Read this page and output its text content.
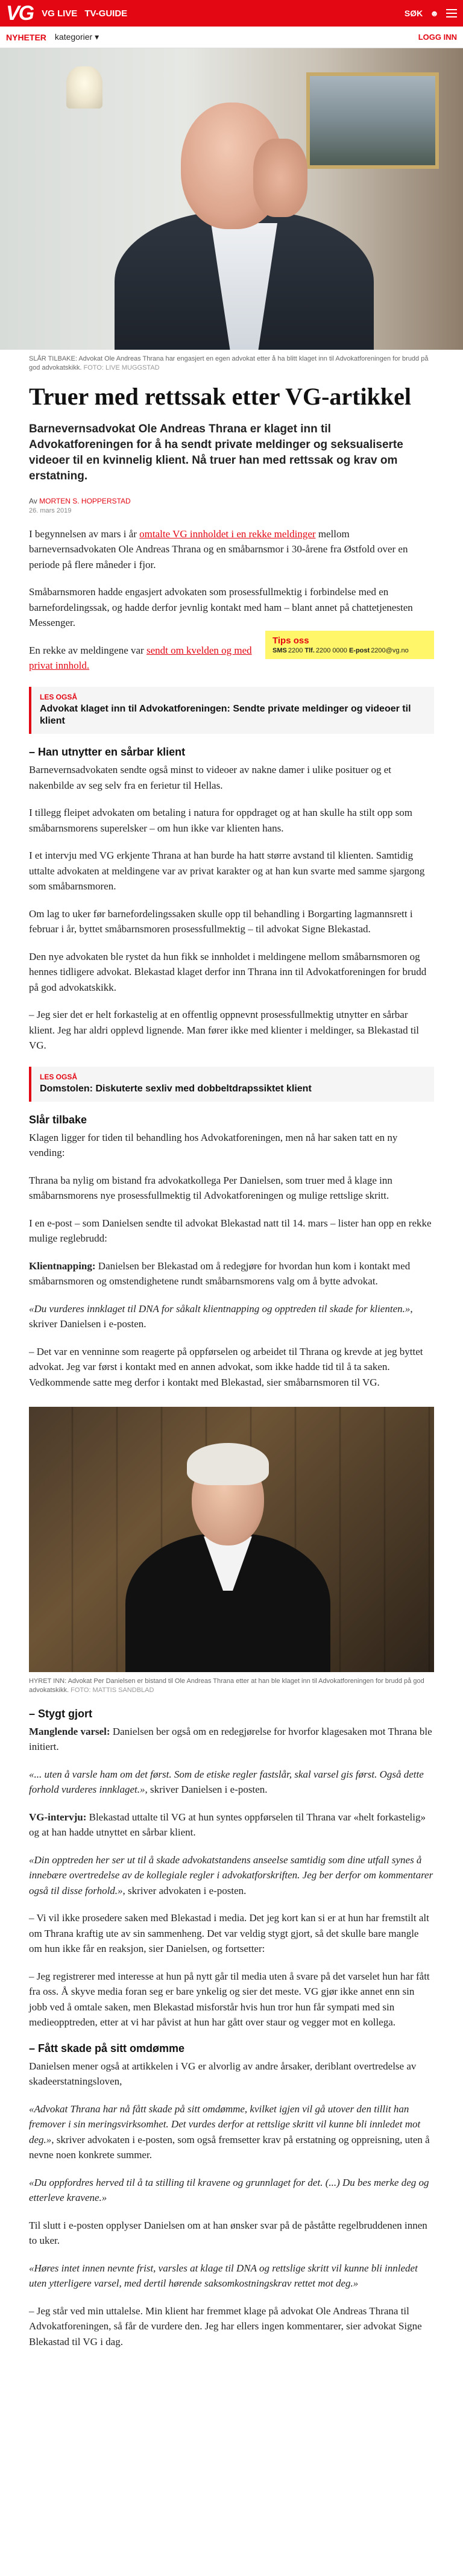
VG VG LIVE TV-GUIDE	SØK ☻
NYHETER kategorier ▾	LOGG INN
SLÅR TILBAKE: Advokat Ole Andreas Thrana har engasjert en egen advokat etter å ha blitt klaget inn til Advokatforeningen for brudd på god advokatskikk. FOTO: LIVE MUGGSTAD
Truer med rettssak etter VG-artikkel
Barnevernsadvokat Ole Andreas Thrana er klaget inn til Advokatforeningen for å ha sendt private meldinger og seksualiserte videoer til en kvinnelig klient. Nå truer han med rettssak og krav om erstatning.
Av MORTEN S. HOPPERSTAD
26. mars 2019

I begynnelsen av mars i år omtalte VG innholdet i en rekke meldinger mellom barnevernsadvokaten Ole Andreas Thrana og en småbarnsmor i 30-årene fra Østfold over en periode på flere måneder i fjor.

Småbarnsmoren hadde engasjert advokaten som prosessfullmektig i forbindelse med en barnefordelingssak, og hadde derfor jevnlig kontakt med ham – blant annet på chattetjenesten Messenger.

Tips oss
SMS 2200 Tlf. 2200 0000 E-post 2200@vg.no

En rekke av meldingene var sendt om kvelden og med privat innhold.

LES OGSÅ
Advokat klaget inn til Advokatforeningen: Sendte private meldinger og videoer til klient
– Han utnytter en sårbar klient

Barnevernsadvokaten sendte også minst to videoer av nakne damer i ulike posituer og et nakenbilde av seg selv fra en ferietur til Hellas.

I tillegg fleipet advokaten om betaling i natura for oppdraget og at han skulle ha stilt opp som småbarnsmorens superelsker – om hun ikke var klienten hans.

I et intervju med VG erkjente Thrana at han burde ha hatt større avstand til klienten. Samtidig uttalte advokaten at meldingene var av privat karakter og at han kun svarte med samme sjargong som småbarnsmoren.

Om lag to uker før barnefordelingssaken skulle opp til behandling i Borgarting lagmannsrett i februar i år, byttet småbarnsmoren prosessfullmektig – til advokat Signe Blekastad.

Den nye advokaten ble rystet da hun fikk se innholdet i meldingene mellom småbarnsmoren og hennes tidligere advokat. Blekastad klaget derfor inn Thrana inn til Advokatforeningen for brudd på god advokatskikk.

– Jeg sier det er helt forkastelig at en offentlig oppnevnt prosessfullmektig utnytter en sårbar klient. Jeg har aldri opplevd lignende. Man fører ikke med klienter i meldinger, sa Blekastad til VG.

LES OGSÅ
Domstolen: Diskuterte sexliv med dobbeltdrapssiktet klient
Slår tilbake

Klagen ligger for tiden til behandling hos Advokatforeningen, men nå har saken tatt en ny vending:

Thrana ba nylig om bistand fra advokatkollega Per Danielsen, som truer med å klage inn småbarnsmorens nye prosessfullmektig til Advokatforeningen og mulige rettslige skritt.

I en e-post – som Danielsen sendte til advokat Blekastad natt til 14. mars – lister han opp en rekke mulige reglebrudd:

Klientnapping: Danielsen ber Blekastad om å redegjøre for hvordan hun kom i kontakt med småbarnsmoren og omstendighetene rundt småbarnsmorens valg om å bytte advokat.

«Du vurderes innklaget til DNA for såkalt klientnapping og opptreden til skade for klienten.», skriver Danielsen i e-posten.

– Det var en venninne som reagerte på oppførselen og arbeidet til Thrana og krevde at jeg byttet advokat. Jeg var først i kontakt med en annen advokat, som ikke hadde tid til å ta saken. Vedkommende satte meg derfor i kontakt med Blekastad, sier småbarnsmoren til VG.

HYRET INN: Advokat Per Danielsen er bistand til Ole Andreas Thrana etter at han ble klaget inn til Advokatforeningen for brudd på god advokatskikk. FOTO: MATTIS SANDBLAD
– Stygt gjort

Manglende varsel: Danielsen ber også om en redegjørelse for hvorfor klagesaken mot Thrana ble initiert.

«... uten å varsle ham om det først. Som de etiske regler fastslår, skal varsel gis først. Også dette forhold vurderes innklaget.», skriver Danielsen i e-posten.

VG-intervju: Blekastad uttalte til VG at hun syntes oppførselen til Thrana var «helt forkastelig» og at han hadde utnyttet en sårbar klient.

«Din opptreden her ser ut til å skade advokatstandens anseelse samtidig som dine utfall synes å innebære overtredelse av de kollegiale regler i advokatforskriften. Jeg ber derfor om kommentarer også til disse forhold.», skriver advokaten i e-posten.

– Vi vil ikke prosedere saken med Blekastad i media. Det jeg kort kan si er at hun har fremstilt alt om Thrana kraftig ute av sin sammenheng. Det var veldig stygt gjort, så det skulle bare mangle om hun ikke får en reaksjon, sier Danielsen, og fortsetter:

– Jeg registrerer med interesse at hun på nytt går til media uten å svare på det varselet hun har fått fra oss. Å skyve media foran seg er bare ynkelig og sier det meste. VG gjør ikke annet enn sin jobb ved å omtale saken, men Blekastad misforstår hvis hun tror hun får sympati med sin medieopptreden, etter at vi har påvist at hun har gått over staur og vegger mot en kollega.

– Fått skade på sitt omdømme

Danielsen mener også at artikkelen i VG er alvorlig av andre årsaker, deriblant overtredelse av skadeerstatningsloven,

«Advokat Thrana har nå fått skade på sitt omdømme, kvilket igjen vil gå utover den tillit han fremover i sin meringsvirksomhet. Det vurdes derfor at rettslige skritt vil kunne bli innledet mot deg.», skriver advokaten i e-posten, som også fremsetter krav på erstatning og oppreisning, uten å nevne noen konkrete summer.

«Du oppfordres herved til å ta stilling til kravene og grunnlaget for det. (...) Du bes merke deg og etterleve kravene.»

Til slutt i e-posten opplyser Danielsen om at han ønsker svar på de påståtte regelbruddenen innen to uker.

«Høres intet innen nevnte frist, varsles at klage til DNA og rettslige skritt vil kunne bli innledet uten ytterligere varsel, med dertil hørende saksomkostningskrav rettet mot deg.»

– Jeg står ved min uttalelse. Min klient har fremmet klage på advokat Ole Andreas Thrana til Advokatforeningen, så får de vurdere den. Jeg har ellers ingen kommentarer, sier advokat Signe Blekastad til VG i dag.
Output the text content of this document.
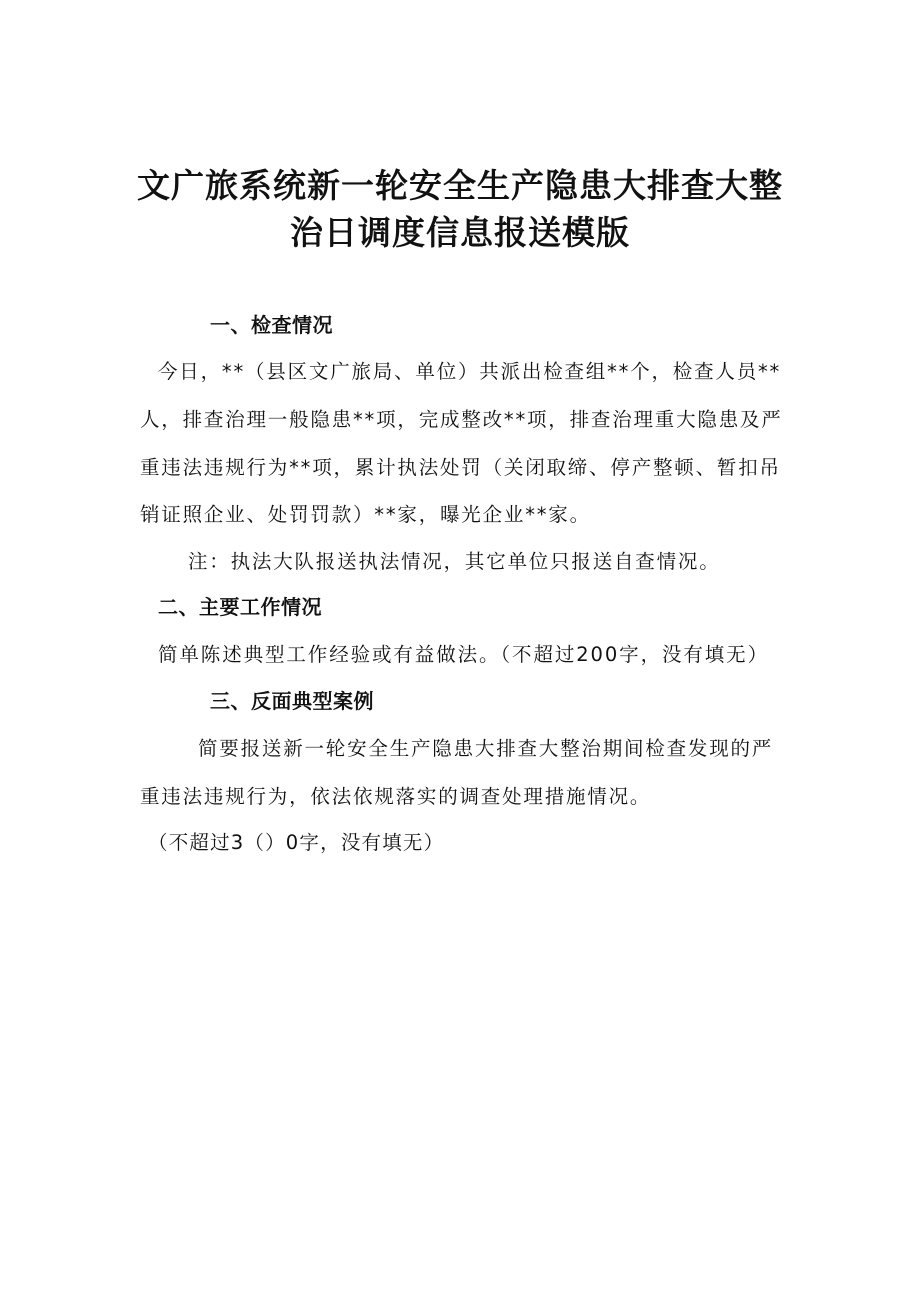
文广旅系统新一轮安全生产隐患大排查大整
治日调度信息报送模版
一、检查情况
今日，**（县区文广旅局、单位）共派出检查组**个，检查人员**
人，排查治理一般隐患**项，完成整改**项，排查治理重大隐患及严
重违法违规行为**项，累计执法处罚（关闭取缔、停产整顿、暂扣吊
销证照企业、处罚罚款）**家，曝光企业**家。
注：执法大队报送执法情况，其它单位只报送自查情况。
二、主要工作情况
简单陈述典型工作经验或有益做法。（不超过200字，没有填无）
三、反面典型案例
简要报送新一轮安全生产隐患大排查大整治期间检查发现的严
重违法违规行为，依法依规落实的调查处理措施情况。
（不超过3（）0字，没有填无）
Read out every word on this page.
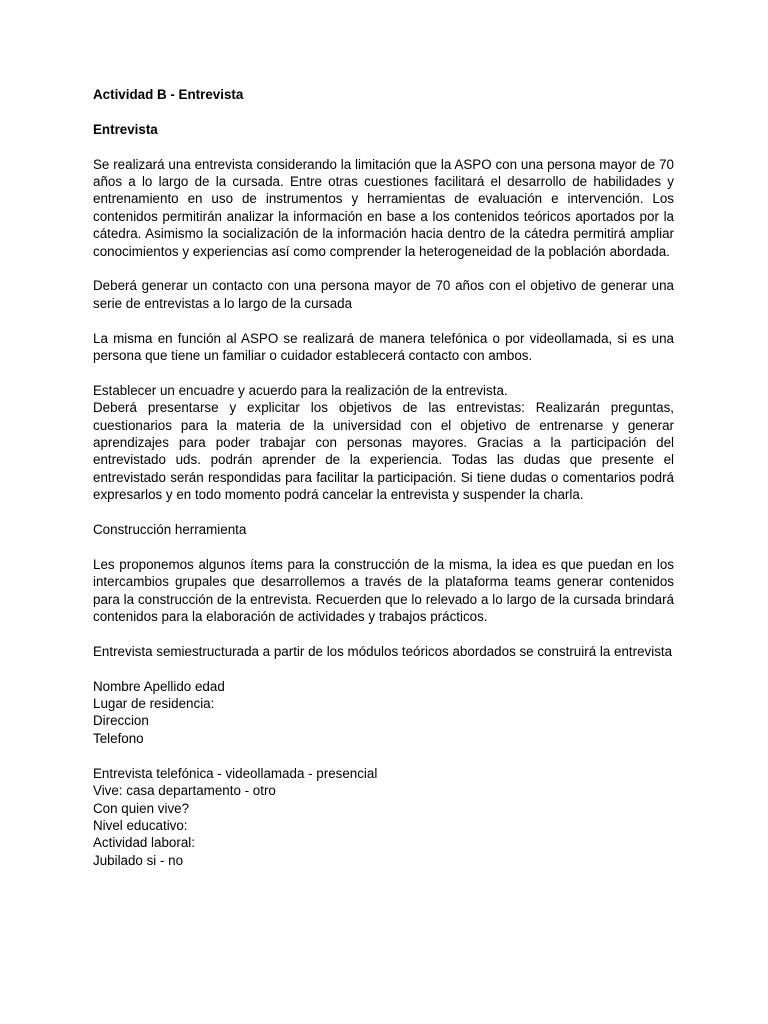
Actividad B - Entrevista

Entrevista

Se realizará una entrevista considerando la limitación que la ASPO con una persona mayor de 70 años a lo largo de la cursada. Entre otras cuestiones facilitará el desarrollo de habilidades y entrenamiento en uso de instrumentos y herramientas de evaluación e intervención. Los contenidos permitirán analizar la información en base a los contenidos teóricos aportados por la cátedra. Asimismo la socialización de la información hacia dentro de la cátedra permitirá ampliar conocimientos y experiencias así como comprender la heterogeneidad de la población abordada.

Deberá generar un contacto con una persona mayor de 70 años con el objetivo de generar una serie de entrevistas a lo largo de la cursada

La misma en función al ASPO se realizará de manera telefónica o por videollamada, si es una persona que tiene un familiar o cuidador establecerá contacto con ambos.

Establecer un encuadre y acuerdo para la realización de la entrevista.

Deberá presentarse y explicitar los objetivos de las entrevistas: Realizarán preguntas, cuestionarios para la materia de la universidad con el objetivo de entrenarse y generar aprendizajes para poder trabajar con personas mayores. Gracias a la participación del entrevistado uds. podrán aprender de la experiencia. Todas las dudas que presente el entrevistado serán respondidas para facilitar la participación. Si tiene dudas o comentarios podrá expresarlos y en todo momento podrá cancelar la entrevista y suspender la charla.

Construcción herramienta

Les proponemos algunos ítems para la construcción de la misma, la idea es que puedan en los intercambios grupales que desarrollemos a través de la plataforma teams generar contenidos para la construcción de la entrevista. Recuerden que lo relevado a lo largo de la cursada brindará contenidos para la elaboración de actividades y trabajos prácticos.

Entrevista semiestructurada a partir de los módulos teóricos abordados se construirá la entrevista

Nombre Apellido edad

Lugar de residencia:

Direccion

Telefono

Entrevista telefónica - videollamada - presencial

Vive: casa departamento - otro

Con quien vive?

Nivel educativo:

Actividad laboral:

Jubilado si - no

##############################

What to work on
Gather every line from the listing above in which the word "gjort" appears.

Solution to this task
– Stygt gjort
– Vi vil ikke prosedere saken med Blekastad i media. Det jeg kort kan si er at hun har fremstilt alt om Thrana kraftig ute av sin sammenheng. Det var veldig stygt gjort, så det skulle bare mangle om hun ikke får en reaksjon, sier Danielsen, og fortsetter:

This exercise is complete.